§ **AVAILABLE DATA**:
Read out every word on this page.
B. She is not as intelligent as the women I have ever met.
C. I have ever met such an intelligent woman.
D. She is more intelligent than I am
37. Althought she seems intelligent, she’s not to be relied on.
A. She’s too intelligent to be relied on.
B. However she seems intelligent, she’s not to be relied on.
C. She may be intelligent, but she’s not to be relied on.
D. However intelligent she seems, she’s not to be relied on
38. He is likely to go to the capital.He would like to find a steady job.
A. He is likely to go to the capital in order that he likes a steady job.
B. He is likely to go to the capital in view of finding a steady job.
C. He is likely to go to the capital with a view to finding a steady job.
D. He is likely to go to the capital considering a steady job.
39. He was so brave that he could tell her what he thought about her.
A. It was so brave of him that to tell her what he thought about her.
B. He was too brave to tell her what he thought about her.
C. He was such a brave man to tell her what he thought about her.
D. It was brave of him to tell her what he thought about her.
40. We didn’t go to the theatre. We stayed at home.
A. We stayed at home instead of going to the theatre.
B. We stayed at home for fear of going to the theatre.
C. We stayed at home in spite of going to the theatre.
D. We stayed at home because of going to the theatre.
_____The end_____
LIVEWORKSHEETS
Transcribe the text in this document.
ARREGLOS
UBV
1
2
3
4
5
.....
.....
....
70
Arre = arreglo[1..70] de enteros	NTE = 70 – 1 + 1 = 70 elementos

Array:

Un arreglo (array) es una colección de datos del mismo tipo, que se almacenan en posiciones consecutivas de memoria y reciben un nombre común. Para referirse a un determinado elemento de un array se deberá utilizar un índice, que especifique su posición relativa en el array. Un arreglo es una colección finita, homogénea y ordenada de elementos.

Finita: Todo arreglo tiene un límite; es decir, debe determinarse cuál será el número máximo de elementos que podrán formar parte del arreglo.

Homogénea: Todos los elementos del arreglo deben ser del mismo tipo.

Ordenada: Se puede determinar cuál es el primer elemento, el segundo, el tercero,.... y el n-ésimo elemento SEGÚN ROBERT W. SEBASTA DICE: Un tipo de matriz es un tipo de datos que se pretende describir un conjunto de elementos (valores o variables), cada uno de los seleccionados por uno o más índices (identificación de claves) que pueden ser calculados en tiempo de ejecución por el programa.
==
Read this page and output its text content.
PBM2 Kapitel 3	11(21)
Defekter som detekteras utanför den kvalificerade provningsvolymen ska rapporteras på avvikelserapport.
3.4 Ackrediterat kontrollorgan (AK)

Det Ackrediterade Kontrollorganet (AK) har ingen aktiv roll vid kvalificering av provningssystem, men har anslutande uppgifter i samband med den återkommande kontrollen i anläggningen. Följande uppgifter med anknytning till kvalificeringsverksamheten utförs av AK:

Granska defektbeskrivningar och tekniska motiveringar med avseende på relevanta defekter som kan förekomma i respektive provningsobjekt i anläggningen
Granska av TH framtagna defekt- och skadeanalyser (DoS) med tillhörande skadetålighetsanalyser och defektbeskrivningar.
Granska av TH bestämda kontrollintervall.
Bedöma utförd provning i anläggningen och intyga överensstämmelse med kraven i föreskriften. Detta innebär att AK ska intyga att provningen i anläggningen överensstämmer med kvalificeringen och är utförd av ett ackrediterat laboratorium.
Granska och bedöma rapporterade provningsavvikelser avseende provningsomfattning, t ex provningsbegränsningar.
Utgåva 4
---
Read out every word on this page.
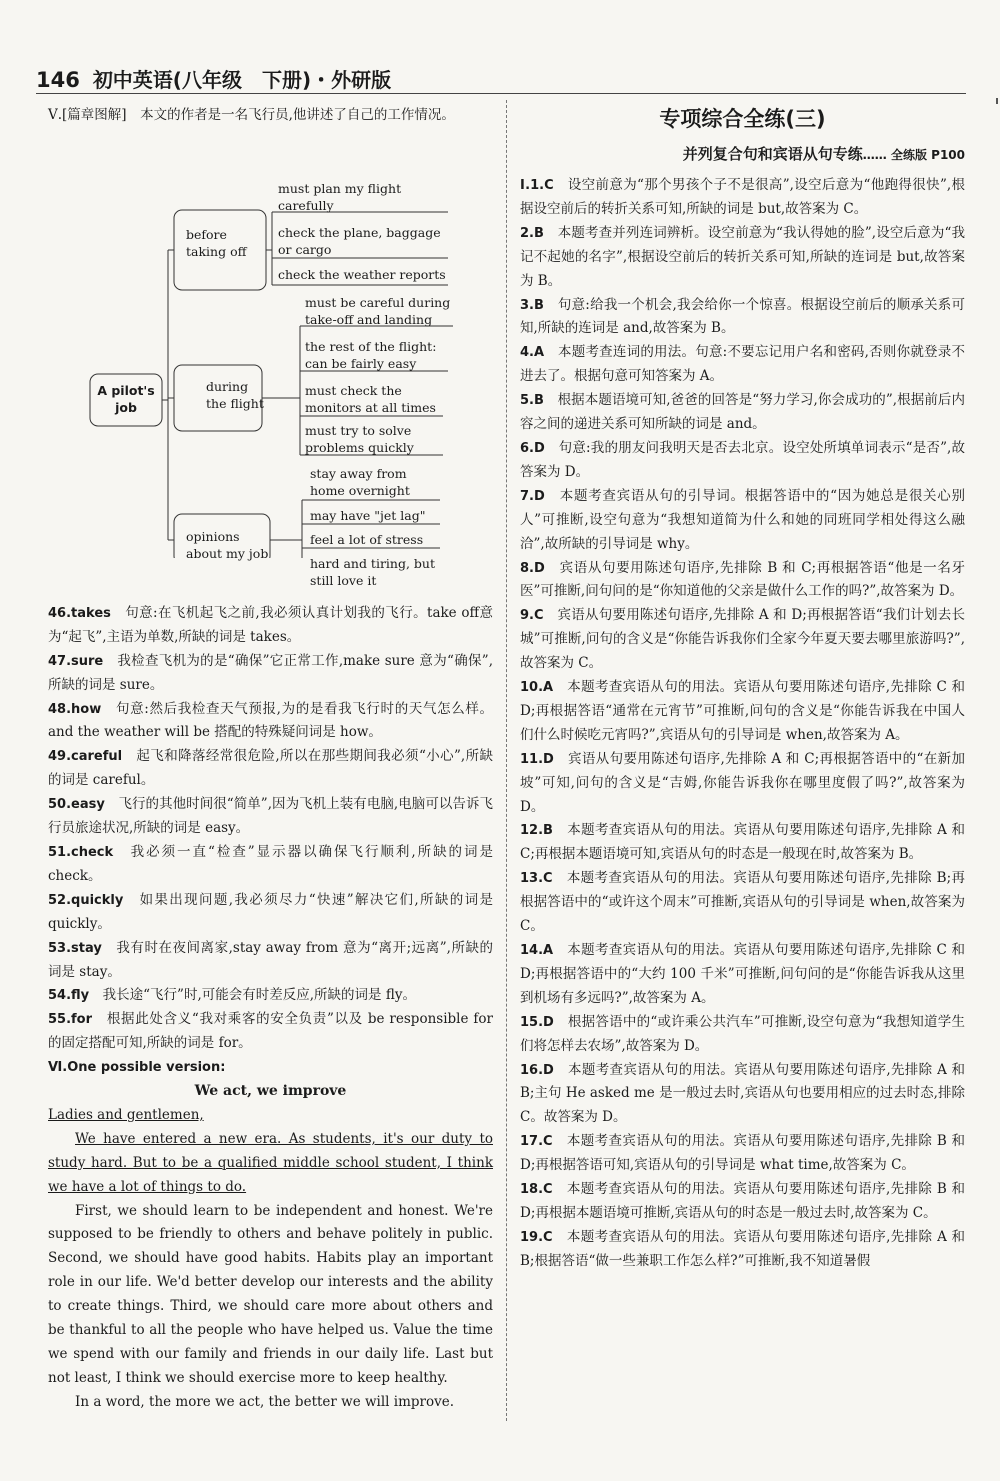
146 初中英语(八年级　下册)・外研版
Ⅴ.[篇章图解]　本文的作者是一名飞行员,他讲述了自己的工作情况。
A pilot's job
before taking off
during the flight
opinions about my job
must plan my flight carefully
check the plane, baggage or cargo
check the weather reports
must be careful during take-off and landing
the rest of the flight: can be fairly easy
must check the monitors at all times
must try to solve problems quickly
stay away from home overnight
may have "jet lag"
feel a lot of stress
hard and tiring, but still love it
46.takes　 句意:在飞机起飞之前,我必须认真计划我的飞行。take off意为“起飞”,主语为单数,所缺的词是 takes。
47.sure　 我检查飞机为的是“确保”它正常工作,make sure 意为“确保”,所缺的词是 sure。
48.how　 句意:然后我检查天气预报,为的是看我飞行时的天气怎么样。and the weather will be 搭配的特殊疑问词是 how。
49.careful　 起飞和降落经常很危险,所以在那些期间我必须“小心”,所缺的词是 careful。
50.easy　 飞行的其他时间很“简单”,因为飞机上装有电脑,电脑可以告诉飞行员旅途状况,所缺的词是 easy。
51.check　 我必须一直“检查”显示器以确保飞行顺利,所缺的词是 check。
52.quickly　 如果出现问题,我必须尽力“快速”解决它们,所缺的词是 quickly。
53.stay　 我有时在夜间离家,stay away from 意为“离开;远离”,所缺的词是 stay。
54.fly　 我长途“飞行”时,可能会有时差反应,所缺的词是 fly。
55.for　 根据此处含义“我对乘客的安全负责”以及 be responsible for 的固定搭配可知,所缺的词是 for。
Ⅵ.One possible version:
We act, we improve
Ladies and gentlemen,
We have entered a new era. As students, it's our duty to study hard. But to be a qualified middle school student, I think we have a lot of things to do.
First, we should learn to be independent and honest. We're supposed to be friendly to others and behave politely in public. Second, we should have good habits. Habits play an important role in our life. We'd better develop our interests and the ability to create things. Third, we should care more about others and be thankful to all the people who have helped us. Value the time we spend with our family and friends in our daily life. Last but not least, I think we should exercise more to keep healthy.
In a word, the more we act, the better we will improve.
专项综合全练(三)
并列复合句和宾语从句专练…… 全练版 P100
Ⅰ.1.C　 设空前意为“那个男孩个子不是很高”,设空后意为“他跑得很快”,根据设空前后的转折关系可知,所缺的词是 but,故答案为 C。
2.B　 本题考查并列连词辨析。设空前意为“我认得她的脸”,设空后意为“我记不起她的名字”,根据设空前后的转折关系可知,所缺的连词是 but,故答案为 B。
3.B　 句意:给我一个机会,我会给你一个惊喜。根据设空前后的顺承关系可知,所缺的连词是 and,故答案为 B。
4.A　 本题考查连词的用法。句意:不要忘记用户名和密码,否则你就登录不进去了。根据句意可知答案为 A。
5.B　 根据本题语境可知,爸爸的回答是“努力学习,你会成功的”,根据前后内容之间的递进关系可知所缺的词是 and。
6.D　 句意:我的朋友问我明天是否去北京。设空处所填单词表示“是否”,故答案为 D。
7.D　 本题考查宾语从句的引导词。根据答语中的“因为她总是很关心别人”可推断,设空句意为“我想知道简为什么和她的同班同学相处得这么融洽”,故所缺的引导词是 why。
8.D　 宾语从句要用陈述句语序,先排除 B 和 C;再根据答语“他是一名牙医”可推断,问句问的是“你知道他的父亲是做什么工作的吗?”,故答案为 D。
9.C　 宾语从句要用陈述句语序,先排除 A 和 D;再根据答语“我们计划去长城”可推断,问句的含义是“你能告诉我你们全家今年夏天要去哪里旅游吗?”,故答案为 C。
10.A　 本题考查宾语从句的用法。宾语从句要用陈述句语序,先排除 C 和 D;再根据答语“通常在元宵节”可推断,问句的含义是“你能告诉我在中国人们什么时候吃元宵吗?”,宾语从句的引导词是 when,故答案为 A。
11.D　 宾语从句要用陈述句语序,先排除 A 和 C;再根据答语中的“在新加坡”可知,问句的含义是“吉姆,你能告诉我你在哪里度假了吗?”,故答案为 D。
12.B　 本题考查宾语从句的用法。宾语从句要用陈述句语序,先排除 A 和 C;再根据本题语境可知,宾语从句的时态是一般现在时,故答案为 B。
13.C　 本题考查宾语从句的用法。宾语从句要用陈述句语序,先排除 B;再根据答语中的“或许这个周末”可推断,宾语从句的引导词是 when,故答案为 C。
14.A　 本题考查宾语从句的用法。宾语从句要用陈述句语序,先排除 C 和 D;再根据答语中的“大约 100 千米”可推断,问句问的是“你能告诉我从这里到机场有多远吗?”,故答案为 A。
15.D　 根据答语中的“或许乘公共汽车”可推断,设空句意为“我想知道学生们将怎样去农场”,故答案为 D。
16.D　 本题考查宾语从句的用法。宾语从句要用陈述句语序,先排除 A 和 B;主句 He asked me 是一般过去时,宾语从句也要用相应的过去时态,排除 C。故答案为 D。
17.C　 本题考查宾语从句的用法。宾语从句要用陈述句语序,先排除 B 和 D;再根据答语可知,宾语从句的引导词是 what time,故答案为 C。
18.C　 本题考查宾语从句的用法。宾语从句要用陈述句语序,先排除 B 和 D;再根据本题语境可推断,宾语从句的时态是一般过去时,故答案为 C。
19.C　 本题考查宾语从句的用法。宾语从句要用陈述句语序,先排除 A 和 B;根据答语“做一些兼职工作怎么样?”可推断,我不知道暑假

§ **EXERCISE TASK**:
Which lines above hold the word "stayed"? Copy each of them.

§ **TASK OUTPUT**:
40. We didn’t go to the theatre. We stayed at home.
A. We stayed at home instead of going to the theatre.
B. We stayed at home for fear of going to the theatre.
C. We stayed at home in spite of going to the theatre.
D. We stayed at home because of going to the theatre.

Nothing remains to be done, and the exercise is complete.